# START OF Source data
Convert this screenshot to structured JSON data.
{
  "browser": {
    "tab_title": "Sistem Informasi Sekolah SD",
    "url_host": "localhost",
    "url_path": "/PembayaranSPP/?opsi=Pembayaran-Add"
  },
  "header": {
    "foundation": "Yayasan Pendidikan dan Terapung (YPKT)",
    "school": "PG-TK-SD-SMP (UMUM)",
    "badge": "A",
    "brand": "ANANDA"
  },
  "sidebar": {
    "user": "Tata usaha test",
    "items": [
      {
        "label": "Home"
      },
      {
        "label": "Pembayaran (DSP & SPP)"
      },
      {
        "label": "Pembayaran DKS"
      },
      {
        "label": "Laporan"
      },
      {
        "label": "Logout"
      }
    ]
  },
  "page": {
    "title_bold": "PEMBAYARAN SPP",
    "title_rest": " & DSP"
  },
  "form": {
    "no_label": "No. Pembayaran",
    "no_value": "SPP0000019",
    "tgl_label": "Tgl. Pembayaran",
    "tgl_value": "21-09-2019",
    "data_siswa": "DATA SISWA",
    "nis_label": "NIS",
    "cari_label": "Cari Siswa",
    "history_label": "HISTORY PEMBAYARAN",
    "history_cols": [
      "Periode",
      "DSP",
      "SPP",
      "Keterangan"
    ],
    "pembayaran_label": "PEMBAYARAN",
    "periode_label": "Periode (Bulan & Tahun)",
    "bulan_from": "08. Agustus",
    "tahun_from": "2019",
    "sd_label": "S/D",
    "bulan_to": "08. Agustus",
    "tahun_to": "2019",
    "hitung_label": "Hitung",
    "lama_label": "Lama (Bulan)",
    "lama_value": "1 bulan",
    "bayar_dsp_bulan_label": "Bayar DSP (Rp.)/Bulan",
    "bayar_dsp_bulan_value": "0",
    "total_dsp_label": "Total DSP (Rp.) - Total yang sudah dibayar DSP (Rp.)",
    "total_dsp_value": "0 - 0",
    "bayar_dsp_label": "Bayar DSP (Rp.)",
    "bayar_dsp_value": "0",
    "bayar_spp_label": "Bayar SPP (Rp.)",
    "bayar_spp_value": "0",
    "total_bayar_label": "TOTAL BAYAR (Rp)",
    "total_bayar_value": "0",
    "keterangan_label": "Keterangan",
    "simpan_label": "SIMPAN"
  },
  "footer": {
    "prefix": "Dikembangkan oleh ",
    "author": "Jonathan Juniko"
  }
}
# END OF Source data
* [Goal]
Reproduce the records above exactly.

* [Result of this exercise]
Convert this screenshot to structured JSON data.
{
  "browser": {
    "tab_title": "Sistem Informasi Sekolah SD",
    "url_host": "localhost",
    "url_path": "/PembayaranSPP/?opsi=Pembayaran-Add"
  },
  "header": {
    "foundation": "Yayasan Pendidikan dan Terapung (YPKT)",
    "school": "PG-TK-SD-SMP (UMUM)",
    "badge": "A",
    "brand": "ANANDA"
  },
  "sidebar": {
    "user": "Tata usaha test",
    "items": [
      {
        "label": "Home"
      },
      {
        "label": "Pembayaran (DSP & SPP)"
      },
      {
        "label": "Pembayaran DKS"
      },
      {
        "label": "Laporan"
      },
      {
        "label": "Logout"
      }
    ]
  },
  "page": {
    "title_bold": "PEMBAYARAN SPP",
    "title_rest": " & DSP"
  },
  "form": {
    "no_label": "No. Pembayaran",
    "no_value": "SPP0000019",
    "tgl_label": "Tgl. Pembayaran",
    "tgl_value": "21-09-2019",
    "data_siswa": "DATA SISWA",
    "nis_label": "NIS",
    "cari_label": "Cari Siswa",
    "history_label": "HISTORY PEMBAYARAN",
    "history_cols": [
      "Periode",
      "DSP",
      "SPP",
      "Keterangan"
    ],
    "pembayaran_label": "PEMBAYARAN",
    "periode_label": "Periode (Bulan & Tahun)",
    "bulan_from": "08. Agustus",
    "tahun_from": "2019",
    "sd_label": "S/D",
    "bulan_to": "08. Agustus",
    "tahun_to": "2019",
    "hitung_label": "Hitung",
    "lama_label": "Lama (Bulan)",
    "lama_value": "1 bulan",
    "bayar_dsp_bulan_label": "Bayar DSP (Rp.)/Bulan",
    "bayar_dsp_bulan_value": "0",
    "total_dsp_label": "Total DSP (Rp.) - Total yang sudah dibayar DSP (Rp.)",
    "total_dsp_value": "0 - 0",
    "bayar_dsp_label": "Bayar DSP (Rp.)",
    "bayar_dsp_value": "0",
    "bayar_spp_label": "Bayar SPP (Rp.)",
    "bayar_spp_value": "0",
    "total_bayar_label": "TOTAL BAYAR (Rp)",
    "total_bayar_value": "0",
    "keterangan_label": "Keterangan",
    "simpan_label": "SIMPAN"
  },
  "footer": {
    "prefix": "Dikembangkan oleh ",
    "author": "Jonathan Juniko"
  }
}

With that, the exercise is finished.